He said such incidents as what happened early are not entirely without precedent, but each must be handled very carefully. d'Hamilton wished to know why Jorvik did not have an official relationship with Biancosh; the Senior Senator replied that relations with borderlands are tricky things, and their politics are infamously byzantine. Favoring one may draw the ire of five more, and perhaps be seen by other nations as some form of shrewd maneuvering. Were we not, by example, panicked to know of Vye's growing activity in Biancosh?

d'Hamilton wished to take his companions and "escort" the Vye contingent out of Jorvik "safely". Senator d'Hutchingson agreed that was prudent course of action, and send messengers out into the town to try and find some volunteers to bolster the party. He left the ultimate decision up to his junior, since he had become so embroiled in this affair, however unwillingly.

*Go West, young men*

After a short night's sleep, the group reconvened to plan their next course of action. The scouts from last night had been able to confirm that the riders from Vye had headed West along the Pike. Also, d'Hutchingson's messages had yielded a few volunteers, who stood ready to ride with the party.


----------



## Castlin (Oct 5, 2007)

*The Characters*

Allow me to introduce the characters.

__Supplied material__

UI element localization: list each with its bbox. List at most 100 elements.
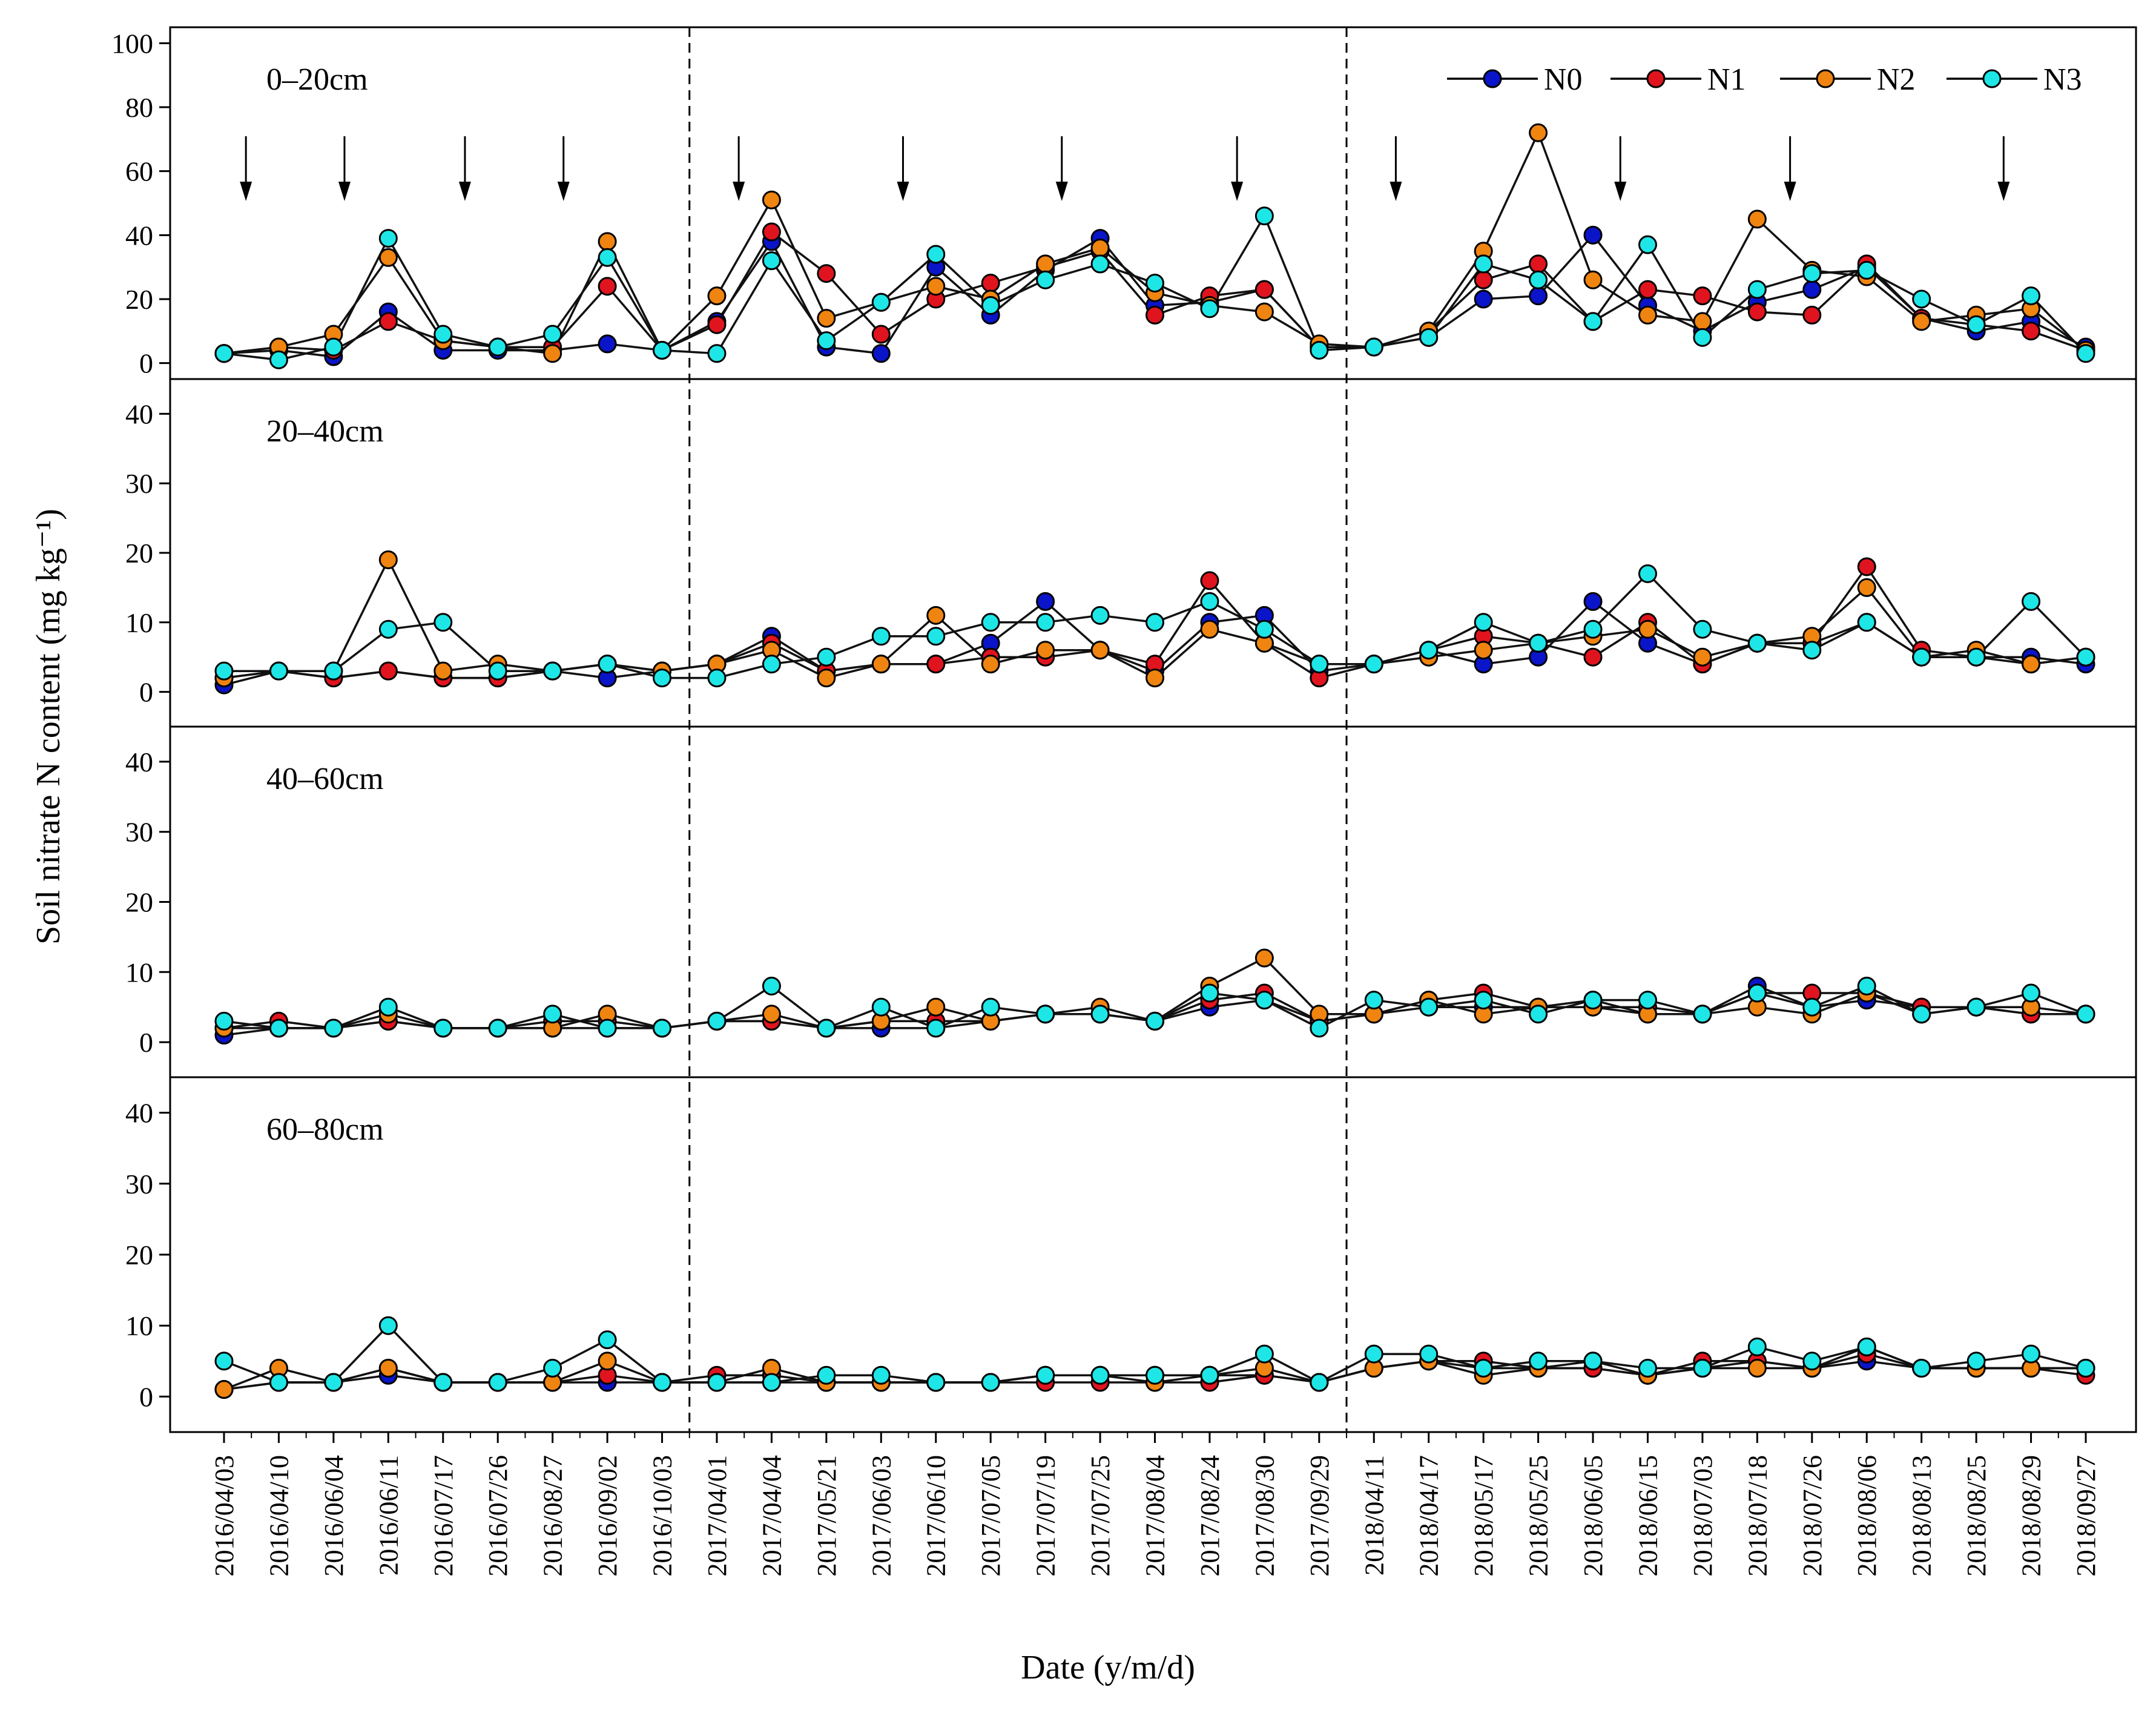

__Exercise prompt__
Answer these questions using the source text above.
(a) According to the Senior Senator, what could favoring one borderland draw?
(b) Which group did d'Hamilton want to "escort" out of Jorvik?
(c) Which way had the riders from Vye headed, and along what?

__Output for this exercise__
(a) The ire of five more.
(b) The Vye contingent.
(c) West, along the Pike.